TASK DESCRIPTION
Reproduce each of the lines below verbatim, in the order given.

[Records]
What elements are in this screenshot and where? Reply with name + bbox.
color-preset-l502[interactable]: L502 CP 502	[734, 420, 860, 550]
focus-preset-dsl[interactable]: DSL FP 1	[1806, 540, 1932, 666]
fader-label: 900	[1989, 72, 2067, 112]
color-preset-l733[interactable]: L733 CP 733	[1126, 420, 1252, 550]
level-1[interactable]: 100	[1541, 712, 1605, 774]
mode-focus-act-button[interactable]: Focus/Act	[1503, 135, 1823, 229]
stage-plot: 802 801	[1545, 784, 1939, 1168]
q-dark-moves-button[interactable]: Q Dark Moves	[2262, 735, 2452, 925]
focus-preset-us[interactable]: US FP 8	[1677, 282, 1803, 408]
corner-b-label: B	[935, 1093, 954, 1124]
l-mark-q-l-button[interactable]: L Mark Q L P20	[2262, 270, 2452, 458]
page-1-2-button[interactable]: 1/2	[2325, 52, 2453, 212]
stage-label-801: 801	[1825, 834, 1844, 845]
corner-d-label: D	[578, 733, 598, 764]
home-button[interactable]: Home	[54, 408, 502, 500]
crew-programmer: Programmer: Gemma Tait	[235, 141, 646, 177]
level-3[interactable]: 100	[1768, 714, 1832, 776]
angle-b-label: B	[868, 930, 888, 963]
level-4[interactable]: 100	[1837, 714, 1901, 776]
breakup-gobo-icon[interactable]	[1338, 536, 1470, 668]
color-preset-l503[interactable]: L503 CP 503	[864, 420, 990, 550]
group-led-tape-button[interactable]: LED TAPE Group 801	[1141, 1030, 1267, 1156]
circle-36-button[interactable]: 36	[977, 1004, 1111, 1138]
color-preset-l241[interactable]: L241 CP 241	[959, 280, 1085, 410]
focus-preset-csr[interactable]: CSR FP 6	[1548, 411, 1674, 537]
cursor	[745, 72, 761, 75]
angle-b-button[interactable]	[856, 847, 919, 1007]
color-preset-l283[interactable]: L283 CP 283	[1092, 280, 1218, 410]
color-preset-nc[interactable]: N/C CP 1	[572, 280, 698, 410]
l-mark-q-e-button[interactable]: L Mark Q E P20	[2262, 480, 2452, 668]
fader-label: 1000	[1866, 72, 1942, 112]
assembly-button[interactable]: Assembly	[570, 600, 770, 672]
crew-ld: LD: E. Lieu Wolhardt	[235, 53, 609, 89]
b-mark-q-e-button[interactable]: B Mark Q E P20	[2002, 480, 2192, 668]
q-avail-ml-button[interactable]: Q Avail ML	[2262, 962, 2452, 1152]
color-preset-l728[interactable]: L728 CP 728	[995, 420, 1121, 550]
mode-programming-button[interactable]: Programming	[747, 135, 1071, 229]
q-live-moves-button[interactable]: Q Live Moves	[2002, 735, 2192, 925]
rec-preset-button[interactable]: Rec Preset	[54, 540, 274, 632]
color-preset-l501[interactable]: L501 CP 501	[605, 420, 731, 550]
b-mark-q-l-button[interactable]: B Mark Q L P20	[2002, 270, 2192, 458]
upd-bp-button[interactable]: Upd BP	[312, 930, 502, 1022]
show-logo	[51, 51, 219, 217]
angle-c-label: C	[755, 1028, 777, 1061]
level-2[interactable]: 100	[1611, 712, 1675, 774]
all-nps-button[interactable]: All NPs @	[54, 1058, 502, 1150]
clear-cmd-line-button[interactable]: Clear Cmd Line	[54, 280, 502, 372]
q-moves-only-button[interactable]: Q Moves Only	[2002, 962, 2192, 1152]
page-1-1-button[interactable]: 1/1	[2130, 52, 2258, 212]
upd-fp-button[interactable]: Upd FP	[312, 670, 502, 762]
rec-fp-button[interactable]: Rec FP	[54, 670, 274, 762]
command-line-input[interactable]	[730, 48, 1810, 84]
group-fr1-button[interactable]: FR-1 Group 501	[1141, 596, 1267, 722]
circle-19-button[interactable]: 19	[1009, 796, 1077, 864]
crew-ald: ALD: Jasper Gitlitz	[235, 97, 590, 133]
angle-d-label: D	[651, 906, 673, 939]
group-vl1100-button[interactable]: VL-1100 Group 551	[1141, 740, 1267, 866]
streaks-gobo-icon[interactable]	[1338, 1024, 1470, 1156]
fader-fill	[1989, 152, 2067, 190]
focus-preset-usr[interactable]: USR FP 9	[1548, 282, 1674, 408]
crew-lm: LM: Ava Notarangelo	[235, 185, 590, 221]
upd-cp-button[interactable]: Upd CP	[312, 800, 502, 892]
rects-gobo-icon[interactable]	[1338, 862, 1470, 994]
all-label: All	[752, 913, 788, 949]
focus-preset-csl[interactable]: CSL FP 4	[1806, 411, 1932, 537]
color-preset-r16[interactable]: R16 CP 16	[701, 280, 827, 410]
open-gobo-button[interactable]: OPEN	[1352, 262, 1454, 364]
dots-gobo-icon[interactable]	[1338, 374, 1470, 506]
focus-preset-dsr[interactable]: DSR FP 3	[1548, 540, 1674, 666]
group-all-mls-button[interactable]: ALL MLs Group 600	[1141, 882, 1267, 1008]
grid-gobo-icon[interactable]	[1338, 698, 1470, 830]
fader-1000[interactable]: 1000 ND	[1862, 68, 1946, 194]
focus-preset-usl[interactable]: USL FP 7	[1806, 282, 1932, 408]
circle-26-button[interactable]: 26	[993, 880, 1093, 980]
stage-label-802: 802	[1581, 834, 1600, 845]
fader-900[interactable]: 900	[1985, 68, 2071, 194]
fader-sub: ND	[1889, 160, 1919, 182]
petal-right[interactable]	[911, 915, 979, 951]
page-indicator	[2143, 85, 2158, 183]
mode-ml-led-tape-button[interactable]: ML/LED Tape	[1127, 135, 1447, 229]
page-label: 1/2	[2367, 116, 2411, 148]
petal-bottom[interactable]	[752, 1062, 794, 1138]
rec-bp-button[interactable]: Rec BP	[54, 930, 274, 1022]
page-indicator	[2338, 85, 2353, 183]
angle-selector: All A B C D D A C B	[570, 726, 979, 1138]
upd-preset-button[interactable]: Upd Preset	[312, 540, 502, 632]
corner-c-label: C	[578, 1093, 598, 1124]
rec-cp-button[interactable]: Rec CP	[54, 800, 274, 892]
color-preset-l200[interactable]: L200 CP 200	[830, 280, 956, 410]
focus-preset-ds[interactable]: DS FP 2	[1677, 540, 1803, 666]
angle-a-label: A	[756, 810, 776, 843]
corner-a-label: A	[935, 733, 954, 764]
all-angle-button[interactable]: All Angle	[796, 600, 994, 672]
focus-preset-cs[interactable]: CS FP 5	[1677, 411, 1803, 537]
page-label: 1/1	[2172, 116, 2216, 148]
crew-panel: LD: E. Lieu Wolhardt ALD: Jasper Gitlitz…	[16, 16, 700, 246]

WRITTEN RESPONSE
What elements are in this screenshot and where? Reply with name + bbox.
color-preset-l502[interactable]: L502 CP 502	[734, 420, 860, 550]
focus-preset-dsl[interactable]: DSL FP 1	[1806, 540, 1932, 666]
fader-label: 900	[1989, 72, 2067, 112]
color-preset-l733[interactable]: L733 CP 733	[1126, 420, 1252, 550]
level-1[interactable]: 100	[1541, 712, 1605, 774]
mode-focus-act-button[interactable]: Focus/Act	[1503, 135, 1823, 229]
stage-plot: 802 801	[1545, 784, 1939, 1168]
q-dark-moves-button[interactable]: Q Dark Moves	[2262, 735, 2452, 925]
focus-preset-us[interactable]: US FP 8	[1677, 282, 1803, 408]
corner-b-label: B	[935, 1093, 954, 1124]
l-mark-q-l-button[interactable]: L Mark Q L P20	[2262, 270, 2452, 458]
page-1-2-button[interactable]: 1/2	[2325, 52, 2453, 212]
stage-label-801: 801	[1825, 834, 1844, 845]
corner-d-label: D	[578, 733, 598, 764]
home-button[interactable]: Home	[54, 408, 502, 500]
crew-programmer: Programmer: Gemma Tait	[235, 141, 646, 177]
level-3[interactable]: 100	[1768, 714, 1832, 776]
angle-b-label: B	[868, 930, 888, 963]
level-4[interactable]: 100	[1837, 714, 1901, 776]
breakup-gobo-icon[interactable]	[1338, 536, 1470, 668]
color-preset-l503[interactable]: L503 CP 503	[864, 420, 990, 550]
group-led-tape-button[interactable]: LED TAPE Group 801	[1141, 1030, 1267, 1156]
circle-36-button[interactable]: 36	[977, 1004, 1111, 1138]
color-preset-l241[interactable]: L241 CP 241	[959, 280, 1085, 410]
focus-preset-csr[interactable]: CSR FP 6	[1548, 411, 1674, 537]
cursor	[745, 72, 761, 75]
angle-b-button[interactable]	[856, 847, 919, 1007]
color-preset-l283[interactable]: L283 CP 283	[1092, 280, 1218, 410]
color-preset-nc[interactable]: N/C CP 1	[572, 280, 698, 410]
l-mark-q-e-button[interactable]: L Mark Q E P20	[2262, 480, 2452, 668]
fader-label: 1000	[1866, 72, 1942, 112]
assembly-button[interactable]: Assembly	[570, 600, 770, 672]
crew-ld: LD: E. Lieu Wolhardt	[235, 53, 609, 89]
b-mark-q-e-button[interactable]: B Mark Q E P20	[2002, 480, 2192, 668]
q-avail-ml-button[interactable]: Q Avail ML	[2262, 962, 2452, 1152]
color-preset-l728[interactable]: L728 CP 728	[995, 420, 1121, 550]
mode-programming-button[interactable]: Programming	[747, 135, 1071, 229]
q-live-moves-button[interactable]: Q Live Moves	[2002, 735, 2192, 925]
rec-preset-button[interactable]: Rec Preset	[54, 540, 274, 632]
color-preset-l501[interactable]: L501 CP 501	[605, 420, 731, 550]
b-mark-q-l-button[interactable]: B Mark Q L P20	[2002, 270, 2192, 458]
upd-bp-button[interactable]: Upd BP	[312, 930, 502, 1022]
show-logo	[51, 51, 219, 217]
angle-c-label: C	[755, 1028, 777, 1061]
level-2[interactable]: 100	[1611, 712, 1675, 774]
all-nps-button[interactable]: All NPs @	[54, 1058, 502, 1150]
clear-cmd-line-button[interactable]: Clear Cmd Line	[54, 280, 502, 372]
q-moves-only-button[interactable]: Q Moves Only	[2002, 962, 2192, 1152]
page-1-1-button[interactable]: 1/1	[2130, 52, 2258, 212]
upd-fp-button[interactable]: Upd FP	[312, 670, 502, 762]
rec-fp-button[interactable]: Rec FP	[54, 670, 274, 762]
command-line-input[interactable]	[730, 48, 1810, 84]
group-fr1-button[interactable]: FR-1 Group 501	[1141, 596, 1267, 722]
circle-19-button[interactable]: 19	[1009, 796, 1077, 864]
crew-ald: ALD: Jasper Gitlitz	[235, 97, 590, 133]
angle-d-label: D	[651, 906, 673, 939]
group-vl1100-button[interactable]: VL-1100 Group 551	[1141, 740, 1267, 866]
streaks-gobo-icon[interactable]	[1338, 1024, 1470, 1156]
fader-fill	[1989, 152, 2067, 190]
focus-preset-usr[interactable]: USR FP 9	[1548, 282, 1674, 408]
crew-lm: LM: Ava Notarangelo	[235, 185, 590, 221]
upd-cp-button[interactable]: Upd CP	[312, 800, 502, 892]
rects-gobo-icon[interactable]	[1338, 862, 1470, 994]
all-label: All	[752, 913, 788, 949]
focus-preset-csl[interactable]: CSL FP 4	[1806, 411, 1932, 537]
color-preset-r16[interactable]: R16 CP 16	[701, 280, 827, 410]
open-gobo-button[interactable]: OPEN	[1352, 262, 1454, 364]
dots-gobo-icon[interactable]	[1338, 374, 1470, 506]
focus-preset-dsr[interactable]: DSR FP 3	[1548, 540, 1674, 666]
group-all-mls-button[interactable]: ALL MLs Group 600	[1141, 882, 1267, 1008]
grid-gobo-icon[interactable]	[1338, 698, 1470, 830]
fader-1000[interactable]: 1000 ND	[1862, 68, 1946, 194]
focus-preset-usl[interactable]: USL FP 7	[1806, 282, 1932, 408]
circle-26-button[interactable]: 26	[993, 880, 1093, 980]
stage-label-802: 802	[1581, 834, 1600, 845]
fader-900[interactable]: 900	[1985, 68, 2071, 194]
fader-sub: ND	[1889, 160, 1919, 182]
petal-right[interactable]	[911, 915, 979, 951]
page-indicator	[2143, 85, 2158, 183]
mode-ml-led-tape-button[interactable]: ML/LED Tape	[1127, 135, 1447, 229]
page-label: 1/2	[2367, 116, 2411, 148]
petal-bottom[interactable]	[752, 1062, 794, 1138]
rec-bp-button[interactable]: Rec BP	[54, 930, 274, 1022]
page-indicator	[2338, 85, 2353, 183]
angle-selector: All A B C D D A C B	[570, 726, 979, 1138]
upd-preset-button[interactable]: Upd Preset	[312, 540, 502, 632]
corner-c-label: C	[578, 1093, 598, 1124]
rec-cp-button[interactable]: Rec CP	[54, 800, 274, 892]
color-preset-l200[interactable]: L200 CP 200	[830, 280, 956, 410]
focus-preset-ds[interactable]: DS FP 2	[1677, 540, 1803, 666]
angle-a-label: A	[756, 810, 776, 843]
corner-a-label: A	[935, 733, 954, 764]
all-angle-button[interactable]: All Angle	[796, 600, 994, 672]
focus-preset-cs[interactable]: CS FP 5	[1677, 411, 1803, 537]
page-label: 1/1	[2172, 116, 2216, 148]
crew-panel: LD: E. Lieu Wolhardt ALD: Jasper Gitlitz…	[16, 16, 700, 246]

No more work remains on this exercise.